[Rows from a figure dataset]
════
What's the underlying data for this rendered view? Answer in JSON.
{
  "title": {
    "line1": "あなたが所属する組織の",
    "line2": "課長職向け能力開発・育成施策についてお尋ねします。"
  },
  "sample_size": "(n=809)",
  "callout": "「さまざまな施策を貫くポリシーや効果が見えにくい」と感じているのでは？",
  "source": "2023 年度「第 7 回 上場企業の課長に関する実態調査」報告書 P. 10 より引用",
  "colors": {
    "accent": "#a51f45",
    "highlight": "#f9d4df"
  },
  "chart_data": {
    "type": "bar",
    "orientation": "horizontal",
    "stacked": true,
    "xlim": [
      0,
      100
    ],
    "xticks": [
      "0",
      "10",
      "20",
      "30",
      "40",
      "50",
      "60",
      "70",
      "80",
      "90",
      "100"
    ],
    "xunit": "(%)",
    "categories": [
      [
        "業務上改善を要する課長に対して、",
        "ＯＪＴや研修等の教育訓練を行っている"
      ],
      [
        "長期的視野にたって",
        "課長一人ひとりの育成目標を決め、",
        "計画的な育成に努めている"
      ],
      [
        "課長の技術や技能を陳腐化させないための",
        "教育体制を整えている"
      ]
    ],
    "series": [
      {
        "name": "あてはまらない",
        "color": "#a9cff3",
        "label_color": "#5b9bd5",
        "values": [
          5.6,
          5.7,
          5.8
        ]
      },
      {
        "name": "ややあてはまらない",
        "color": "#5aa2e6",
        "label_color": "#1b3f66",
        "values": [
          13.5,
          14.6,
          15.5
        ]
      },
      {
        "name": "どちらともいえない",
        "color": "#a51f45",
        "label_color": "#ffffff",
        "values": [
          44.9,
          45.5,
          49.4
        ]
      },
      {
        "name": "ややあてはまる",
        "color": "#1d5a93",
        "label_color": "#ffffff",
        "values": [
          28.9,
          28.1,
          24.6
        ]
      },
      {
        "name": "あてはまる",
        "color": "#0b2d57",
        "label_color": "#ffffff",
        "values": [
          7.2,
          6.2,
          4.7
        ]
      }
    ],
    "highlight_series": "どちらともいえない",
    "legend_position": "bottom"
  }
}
════
▶ Exercise instructions
Generate an exact reproduction of all entries.

▶ Full response
What's the underlying data for this rendered view? Answer in JSON.
{
  "title": {
    "line1": "あなたが所属する組織の",
    "line2": "課長職向け能力開発・育成施策についてお尋ねします。"
  },
  "sample_size": "(n=809)",
  "callout": "「さまざまな施策を貫くポリシーや効果が見えにくい」と感じているのでは？",
  "source": "2023 年度「第 7 回 上場企業の課長に関する実態調査」報告書 P. 10 より引用",
  "colors": {
    "accent": "#a51f45",
    "highlight": "#f9d4df"
  },
  "chart_data": {
    "type": "bar",
    "orientation": "horizontal",
    "stacked": true,
    "xlim": [
      0,
      100
    ],
    "xticks": [
      "0",
      "10",
      "20",
      "30",
      "40",
      "50",
      "60",
      "70",
      "80",
      "90",
      "100"
    ],
    "xunit": "(%)",
    "categories": [
      [
        "業務上改善を要する課長に対して、",
        "ＯＪＴや研修等の教育訓練を行っている"
      ],
      [
        "長期的視野にたって",
        "課長一人ひとりの育成目標を決め、",
        "計画的な育成に努めている"
      ],
      [
        "課長の技術や技能を陳腐化させないための",
        "教育体制を整えている"
      ]
    ],
    "series": [
      {
        "name": "あてはまらない",
        "color": "#a9cff3",
        "label_color": "#5b9bd5",
        "values": [
          5.6,
          5.7,
          5.8
        ]
      },
      {
        "name": "ややあてはまらない",
        "color": "#5aa2e6",
        "label_color": "#1b3f66",
        "values": [
          13.5,
          14.6,
          15.5
        ]
      },
      {
        "name": "どちらともいえない",
        "color": "#a51f45",
        "label_color": "#ffffff",
        "values": [
          44.9,
          45.5,
          49.4
        ]
      },
      {
        "name": "ややあてはまる",
        "color": "#1d5a93",
        "label_color": "#ffffff",
        "values": [
          28.9,
          28.1,
          24.6
        ]
      },
      {
        "name": "あてはまる",
        "color": "#0b2d57",
        "label_color": "#ffffff",
        "values": [
          7.2,
          6.2,
          4.7
        ]
      }
    ],
    "highlight_series": "どちらともいえない",
    "legend_position": "bottom"
  }
}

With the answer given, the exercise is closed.